TO BE DONE: Write out the whole listing, matching it exactly.

Extracted data entries:
:::::

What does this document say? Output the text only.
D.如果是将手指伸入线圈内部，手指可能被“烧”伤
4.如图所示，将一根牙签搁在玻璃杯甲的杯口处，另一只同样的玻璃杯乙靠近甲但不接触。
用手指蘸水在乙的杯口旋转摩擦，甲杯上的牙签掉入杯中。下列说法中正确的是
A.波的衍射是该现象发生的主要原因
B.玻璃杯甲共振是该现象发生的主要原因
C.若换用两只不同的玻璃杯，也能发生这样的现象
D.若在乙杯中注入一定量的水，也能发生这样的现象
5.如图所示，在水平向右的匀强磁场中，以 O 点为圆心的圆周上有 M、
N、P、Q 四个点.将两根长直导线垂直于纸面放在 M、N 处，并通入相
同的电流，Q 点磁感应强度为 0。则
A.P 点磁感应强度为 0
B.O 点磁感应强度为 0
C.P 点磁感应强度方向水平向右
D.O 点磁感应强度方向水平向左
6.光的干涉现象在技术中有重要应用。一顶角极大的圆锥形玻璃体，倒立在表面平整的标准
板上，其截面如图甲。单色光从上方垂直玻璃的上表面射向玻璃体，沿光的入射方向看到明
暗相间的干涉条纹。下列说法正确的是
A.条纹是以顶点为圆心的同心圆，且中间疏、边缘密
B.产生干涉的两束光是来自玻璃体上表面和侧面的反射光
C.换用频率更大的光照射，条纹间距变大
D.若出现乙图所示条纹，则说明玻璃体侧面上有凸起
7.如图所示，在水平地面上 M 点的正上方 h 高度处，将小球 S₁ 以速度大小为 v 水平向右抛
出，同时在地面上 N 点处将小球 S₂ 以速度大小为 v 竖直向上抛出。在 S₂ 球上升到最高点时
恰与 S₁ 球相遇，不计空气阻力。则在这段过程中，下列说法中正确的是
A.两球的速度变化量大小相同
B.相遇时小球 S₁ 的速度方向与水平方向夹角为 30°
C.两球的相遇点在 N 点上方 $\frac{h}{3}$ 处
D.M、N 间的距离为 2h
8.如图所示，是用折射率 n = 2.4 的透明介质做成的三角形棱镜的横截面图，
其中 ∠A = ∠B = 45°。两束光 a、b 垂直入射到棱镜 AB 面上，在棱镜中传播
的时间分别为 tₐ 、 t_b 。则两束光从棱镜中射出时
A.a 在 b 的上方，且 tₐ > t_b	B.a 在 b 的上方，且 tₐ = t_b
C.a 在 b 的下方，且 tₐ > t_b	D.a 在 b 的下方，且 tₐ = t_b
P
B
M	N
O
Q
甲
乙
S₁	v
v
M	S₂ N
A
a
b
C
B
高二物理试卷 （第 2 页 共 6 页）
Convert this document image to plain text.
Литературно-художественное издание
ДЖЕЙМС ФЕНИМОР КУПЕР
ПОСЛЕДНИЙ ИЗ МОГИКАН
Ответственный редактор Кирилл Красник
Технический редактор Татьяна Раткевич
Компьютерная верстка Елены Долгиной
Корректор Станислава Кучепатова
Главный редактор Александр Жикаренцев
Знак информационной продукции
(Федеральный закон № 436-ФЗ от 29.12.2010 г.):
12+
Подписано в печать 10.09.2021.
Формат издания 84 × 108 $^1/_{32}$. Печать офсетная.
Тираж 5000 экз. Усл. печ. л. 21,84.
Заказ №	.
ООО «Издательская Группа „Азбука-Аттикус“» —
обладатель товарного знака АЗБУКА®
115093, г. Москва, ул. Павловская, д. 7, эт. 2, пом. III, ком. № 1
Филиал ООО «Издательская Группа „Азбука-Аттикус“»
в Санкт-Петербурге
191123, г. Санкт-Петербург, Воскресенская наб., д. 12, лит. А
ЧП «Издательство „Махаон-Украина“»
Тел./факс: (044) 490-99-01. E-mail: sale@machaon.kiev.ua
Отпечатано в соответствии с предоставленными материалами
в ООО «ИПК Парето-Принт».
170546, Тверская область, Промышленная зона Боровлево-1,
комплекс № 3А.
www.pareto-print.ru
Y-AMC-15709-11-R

:::::

TASK ANSWER:
What does this document say? Output the text only.
D.如果是将手指伸入线圈内部，手指可能被“烧”伤
4.如图所示，将一根牙签搁在玻璃杯甲的杯口处，另一只同样的玻璃杯乙靠近甲但不接触。
用手指蘸水在乙的杯口旋转摩擦，甲杯上的牙签掉入杯中。下列说法中正确的是
A.波的衍射是该现象发生的主要原因
B.玻璃杯甲共振是该现象发生的主要原因
C.若换用两只不同的玻璃杯，也能发生这样的现象
D.若在乙杯中注入一定量的水，也能发生这样的现象
5.如图所示，在水平向右的匀强磁场中，以 O 点为圆心的圆周上有 M、
N、P、Q 四个点.将两根长直导线垂直于纸面放在 M、N 处，并通入相
同的电流，Q 点磁感应强度为 0。则
A.P 点磁感应强度为 0
B.O 点磁感应强度为 0
C.P 点磁感应强度方向水平向右
D.O 点磁感应强度方向水平向左
6.光的干涉现象在技术中有重要应用。一顶角极大的圆锥形玻璃体，倒立在表面平整的标准
板上，其截面如图甲。单色光从上方垂直玻璃的上表面射向玻璃体，沿光的入射方向看到明
暗相间的干涉条纹。下列说法正确的是
A.条纹是以顶点为圆心的同心圆，且中间疏、边缘密
B.产生干涉的两束光是来自玻璃体上表面和侧面的反射光
C.换用频率更大的光照射，条纹间距变大
D.若出现乙图所示条纹，则说明玻璃体侧面上有凸起
7.如图所示，在水平地面上 M 点的正上方 h 高度处，将小球 S₁ 以速度大小为 v 水平向右抛
出，同时在地面上 N 点处将小球 S₂ 以速度大小为 v 竖直向上抛出。在 S₂ 球上升到最高点时
恰与 S₁ 球相遇，不计空气阻力。则在这段过程中，下列说法中正确的是
A.两球的速度变化量大小相同
B.相遇时小球 S₁ 的速度方向与水平方向夹角为 30°
C.两球的相遇点在 N 点上方 $\frac{h}{3}$ 处
D.M、N 间的距离为 2h
8.如图所示，是用折射率 n = 2.4 的透明介质做成的三角形棱镜的横截面图，
其中 ∠A = ∠B = 45°。两束光 a、b 垂直入射到棱镜 AB 面上，在棱镜中传播
的时间分别为 tₐ 、 t_b 。则两束光从棱镜中射出时
A.a 在 b 的上方，且 tₐ > t_b	B.a 在 b 的上方，且 tₐ = t_b
C.a 在 b 的下方，且 tₐ > t_b	D.a 在 b 的下方，且 tₐ = t_b
P
B
M	N
O
Q
甲
乙
S₁	v
v
M	S₂ N
A
a
b
C
B
高二物理试卷 （第 2 页 共 6 页）
Convert this document image to plain text.
Литературно-художественное издание
ДЖЕЙМС ФЕНИМОР КУПЕР
ПОСЛЕДНИЙ ИЗ МОГИКАН
Ответственный редактор Кирилл Красник
Технический редактор Татьяна Раткевич
Компьютерная верстка Елены Долгиной
Корректор Станислава Кучепатова
Главный редактор Александр Жикаренцев
Знак информационной продукции
(Федеральный закон № 436-ФЗ от 29.12.2010 г.):
12+
Подписано в печать 10.09.2021.
Формат издания 84 × 108 $^1/_{32}$. Печать офсетная.
Тираж 5000 экз. Усл. печ. л. 21,84.
Заказ №	.
ООО «Издательская Группа „Азбука-Аттикус“» —
обладатель товарного знака АЗБУКА®
115093, г. Москва, ул. Павловская, д. 7, эт. 2, пом. III, ком. № 1
Филиал ООО «Издательская Группа „Азбука-Аттикус“»
в Санкт-Петербурге
191123, г. Санкт-Петербург, Воскресенская наб., д. 12, лит. А
ЧП «Издательство „Махаон-Украина“»
Тел./факс: (044) 490-99-01. E-mail: sale@machaon.kiev.ua
Отпечатано в соответствии с предоставленными материалами
в ООО «ИПК Парето-Принт».
170546, Тверская область, Промышленная зона Боровлево-1,
комплекс № 3А.
www.pareto-print.ru
Y-AMC-15709-11-R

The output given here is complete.